Return the lines from the start of the data through the line containing "candle-body <box>417 203 420 212</box>", both ends included, copied without any change.

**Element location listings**
** Start **

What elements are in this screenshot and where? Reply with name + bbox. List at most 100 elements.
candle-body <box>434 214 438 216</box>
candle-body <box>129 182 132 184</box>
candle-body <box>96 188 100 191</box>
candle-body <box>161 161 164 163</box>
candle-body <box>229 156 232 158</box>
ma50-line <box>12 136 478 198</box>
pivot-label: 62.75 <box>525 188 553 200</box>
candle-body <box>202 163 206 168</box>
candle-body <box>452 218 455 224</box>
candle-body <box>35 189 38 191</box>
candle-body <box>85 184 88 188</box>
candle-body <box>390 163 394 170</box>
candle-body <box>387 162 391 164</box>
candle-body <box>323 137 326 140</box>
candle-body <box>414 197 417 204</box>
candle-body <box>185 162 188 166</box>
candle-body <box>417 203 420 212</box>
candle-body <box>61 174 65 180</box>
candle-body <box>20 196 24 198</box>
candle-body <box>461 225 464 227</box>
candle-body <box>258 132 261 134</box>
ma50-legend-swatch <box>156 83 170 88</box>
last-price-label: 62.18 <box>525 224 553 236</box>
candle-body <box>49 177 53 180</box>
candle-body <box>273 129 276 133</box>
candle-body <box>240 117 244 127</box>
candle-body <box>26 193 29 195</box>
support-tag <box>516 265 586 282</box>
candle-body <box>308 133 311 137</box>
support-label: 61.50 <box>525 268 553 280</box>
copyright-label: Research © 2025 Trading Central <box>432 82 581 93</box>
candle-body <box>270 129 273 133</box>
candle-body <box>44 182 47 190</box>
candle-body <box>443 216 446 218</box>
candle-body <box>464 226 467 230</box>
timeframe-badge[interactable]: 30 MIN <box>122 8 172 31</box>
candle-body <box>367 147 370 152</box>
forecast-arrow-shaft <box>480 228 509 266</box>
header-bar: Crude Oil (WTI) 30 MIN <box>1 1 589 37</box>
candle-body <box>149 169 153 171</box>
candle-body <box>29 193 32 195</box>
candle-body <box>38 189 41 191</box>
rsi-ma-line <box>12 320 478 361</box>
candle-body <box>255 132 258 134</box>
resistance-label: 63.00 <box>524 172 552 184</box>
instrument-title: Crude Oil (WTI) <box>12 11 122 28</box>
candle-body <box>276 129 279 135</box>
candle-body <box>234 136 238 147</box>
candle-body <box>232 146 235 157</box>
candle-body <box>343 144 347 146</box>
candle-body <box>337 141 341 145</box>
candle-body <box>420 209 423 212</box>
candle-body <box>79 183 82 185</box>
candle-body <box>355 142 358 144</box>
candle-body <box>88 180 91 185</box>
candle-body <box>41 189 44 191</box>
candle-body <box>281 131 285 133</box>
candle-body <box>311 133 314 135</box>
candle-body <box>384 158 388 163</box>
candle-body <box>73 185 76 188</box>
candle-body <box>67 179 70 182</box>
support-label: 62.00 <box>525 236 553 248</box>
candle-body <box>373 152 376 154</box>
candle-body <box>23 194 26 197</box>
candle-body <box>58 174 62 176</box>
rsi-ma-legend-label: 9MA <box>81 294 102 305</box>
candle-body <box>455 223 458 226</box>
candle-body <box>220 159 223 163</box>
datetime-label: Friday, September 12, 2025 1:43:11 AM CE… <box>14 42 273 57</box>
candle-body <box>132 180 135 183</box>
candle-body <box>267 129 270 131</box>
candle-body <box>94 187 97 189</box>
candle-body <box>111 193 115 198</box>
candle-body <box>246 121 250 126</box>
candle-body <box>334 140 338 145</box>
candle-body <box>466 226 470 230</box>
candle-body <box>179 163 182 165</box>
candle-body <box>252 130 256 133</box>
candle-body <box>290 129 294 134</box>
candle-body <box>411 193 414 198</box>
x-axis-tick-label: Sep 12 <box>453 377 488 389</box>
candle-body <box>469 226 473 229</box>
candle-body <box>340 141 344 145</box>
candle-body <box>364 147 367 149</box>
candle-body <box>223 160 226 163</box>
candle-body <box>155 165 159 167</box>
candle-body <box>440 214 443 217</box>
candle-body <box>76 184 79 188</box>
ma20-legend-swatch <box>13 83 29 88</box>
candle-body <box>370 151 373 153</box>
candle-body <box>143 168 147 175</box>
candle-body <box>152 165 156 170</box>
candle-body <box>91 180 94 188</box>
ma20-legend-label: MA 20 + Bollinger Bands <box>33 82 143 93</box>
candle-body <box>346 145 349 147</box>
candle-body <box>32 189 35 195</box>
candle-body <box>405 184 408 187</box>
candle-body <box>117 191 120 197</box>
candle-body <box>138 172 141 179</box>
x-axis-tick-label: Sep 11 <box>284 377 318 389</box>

** End **

**THE COMPLETED TASK**
What elements are in this screenshot and where? Reply with name + bbox. List at most 100 elements.
candle-body <box>434 214 438 216</box>
candle-body <box>129 182 132 184</box>
candle-body <box>96 188 100 191</box>
candle-body <box>161 161 164 163</box>
candle-body <box>229 156 232 158</box>
ma50-line <box>12 136 478 198</box>
pivot-label: 62.75 <box>525 188 553 200</box>
candle-body <box>202 163 206 168</box>
candle-body <box>452 218 455 224</box>
candle-body <box>35 189 38 191</box>
candle-body <box>85 184 88 188</box>
candle-body <box>390 163 394 170</box>
candle-body <box>387 162 391 164</box>
candle-body <box>323 137 326 140</box>
candle-body <box>414 197 417 204</box>
candle-body <box>185 162 188 166</box>
candle-body <box>417 203 420 212</box>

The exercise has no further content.